Short task. Repeat the records in full and exactly, omitting pictures.
━━ Given records
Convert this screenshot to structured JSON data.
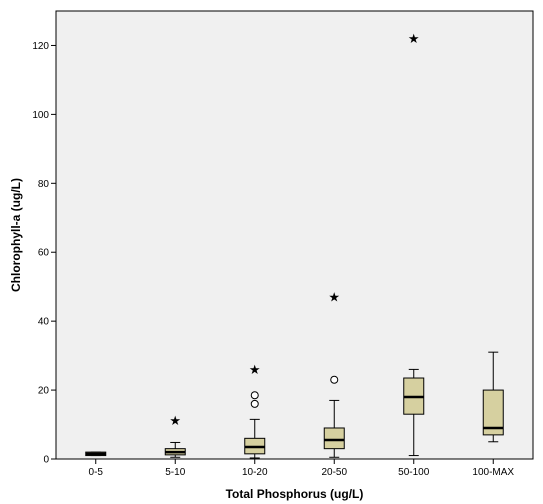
{
  "chart_data": {
    "type": "boxplot",
    "xlabel": "Total Phosphorus (ug/L)",
    "ylabel": "Chlorophyll-a (ug/L)",
    "ylim": [
      0,
      130
    ],
    "yticks": [
      0,
      20,
      40,
      60,
      80,
      100,
      120
    ],
    "grid": false,
    "colors": {
      "background": "#f0f0f0",
      "box_fill": "#d6d0a0",
      "stroke": "#000000"
    },
    "categories": [
      "0-5",
      "5-10",
      "10-20",
      "20-50",
      "50-100",
      "100-MAX"
    ],
    "boxes": [
      {
        "category": "0-5",
        "whisker_low": 1.0,
        "q1": 1.0,
        "median": 1.5,
        "q3": 2.0,
        "whisker_high": 2.0,
        "outliers_circle": [],
        "outliers_star": []
      },
      {
        "category": "5-10",
        "whisker_low": 0.5,
        "q1": 1.2,
        "median": 2.0,
        "q3": 3.0,
        "whisker_high": 4.8,
        "outliers_circle": [],
        "outliers_star": [
          11.2
        ]
      },
      {
        "category": "10-20",
        "whisker_low": 0.3,
        "q1": 1.5,
        "median": 3.5,
        "q3": 6.0,
        "whisker_high": 11.5,
        "outliers_circle": [
          16.0,
          18.5
        ],
        "outliers_star": [
          26.0
        ]
      },
      {
        "category": "20-50",
        "whisker_low": 0.5,
        "q1": 3.0,
        "median": 5.5,
        "q3": 9.0,
        "whisker_high": 17.0,
        "outliers_circle": [
          23.0
        ],
        "outliers_star": [
          47.0
        ]
      },
      {
        "category": "50-100",
        "whisker_low": 1.0,
        "q1": 13.0,
        "median": 18.0,
        "q3": 23.5,
        "whisker_high": 26.0,
        "outliers_circle": [],
        "outliers_star": [
          122.0
        ]
      },
      {
        "category": "100-MAX",
        "whisker_low": 5.0,
        "q1": 7.0,
        "median": 9.0,
        "q3": 20.0,
        "whisker_high": 31.0,
        "outliers_circle": [],
        "outliers_star": []
      }
    ]
  }
}
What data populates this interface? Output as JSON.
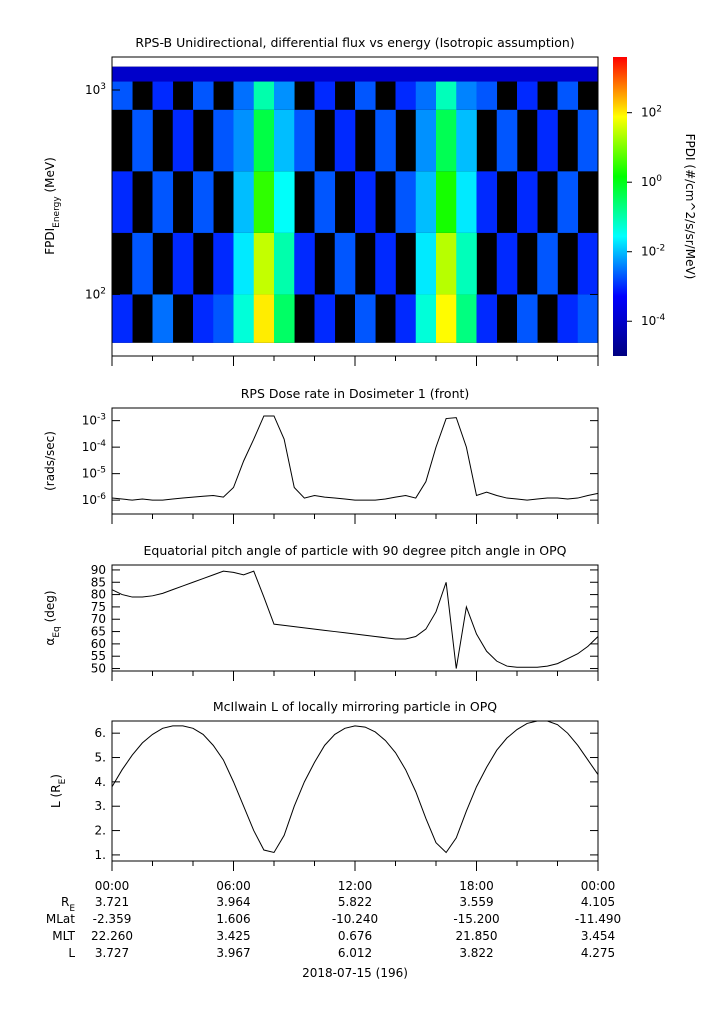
━━━━
Task output.
Convert this screenshot to structured JSON data.
{
  "chart_data": {
    "type": "boxplot",
    "xlabel": "Total Phosphorus (ug/L)",
    "ylabel": "Chlorophyll-a (ug/L)",
    "ylim": [
      0,
      130
    ],
    "yticks": [
      0,
      20,
      40,
      60,
      80,
      100,
      120
    ],
    "grid": false,
    "colors": {
      "background": "#f0f0f0",
      "box_fill": "#d6d0a0",
      "stroke": "#000000"
    },
    "categories": [
      "0-5",
      "5-10",
      "10-20",
      "20-50",
      "50-100",
      "100-MAX"
    ],
    "boxes": [
      {
        "category": "0-5",
        "whisker_low": 1.0,
        "q1": 1.0,
        "median": 1.5,
        "q3": 2.0,
        "whisker_high": 2.0,
        "outliers_circle": [],
        "outliers_star": []
      },
      {
        "category": "5-10",
        "whisker_low": 0.5,
        "q1": 1.2,
        "median": 2.0,
        "q3": 3.0,
        "whisker_high": 4.8,
        "outliers_circle": [],
        "outliers_star": [
          11.2
        ]
      },
      {
        "category": "10-20",
        "whisker_low": 0.3,
        "q1": 1.5,
        "median": 3.5,
        "q3": 6.0,
        "whisker_high": 11.5,
        "outliers_circle": [
          16.0,
          18.5
        ],
        "outliers_star": [
          26.0
        ]
      },
      {
        "category": "20-50",
        "whisker_low": 0.5,
        "q1": 3.0,
        "median": 5.5,
        "q3": 9.0,
        "whisker_high": 17.0,
        "outliers_circle": [
          23.0
        ],
        "outliers_star": [
          47.0
        ]
      },
      {
        "category": "50-100",
        "whisker_low": 1.0,
        "q1": 13.0,
        "median": 18.0,
        "q3": 23.5,
        "whisker_high": 26.0,
        "outliers_circle": [],
        "outliers_star": [
          122.0
        ]
      },
      {
        "category": "100-MAX",
        "whisker_low": 5.0,
        "q1": 7.0,
        "median": 9.0,
        "q3": 20.0,
        "whisker_high": 31.0,
        "outliers_circle": [],
        "outliers_star": []
      }
    ]
  }
}
What data populates this interface? Output as JSON.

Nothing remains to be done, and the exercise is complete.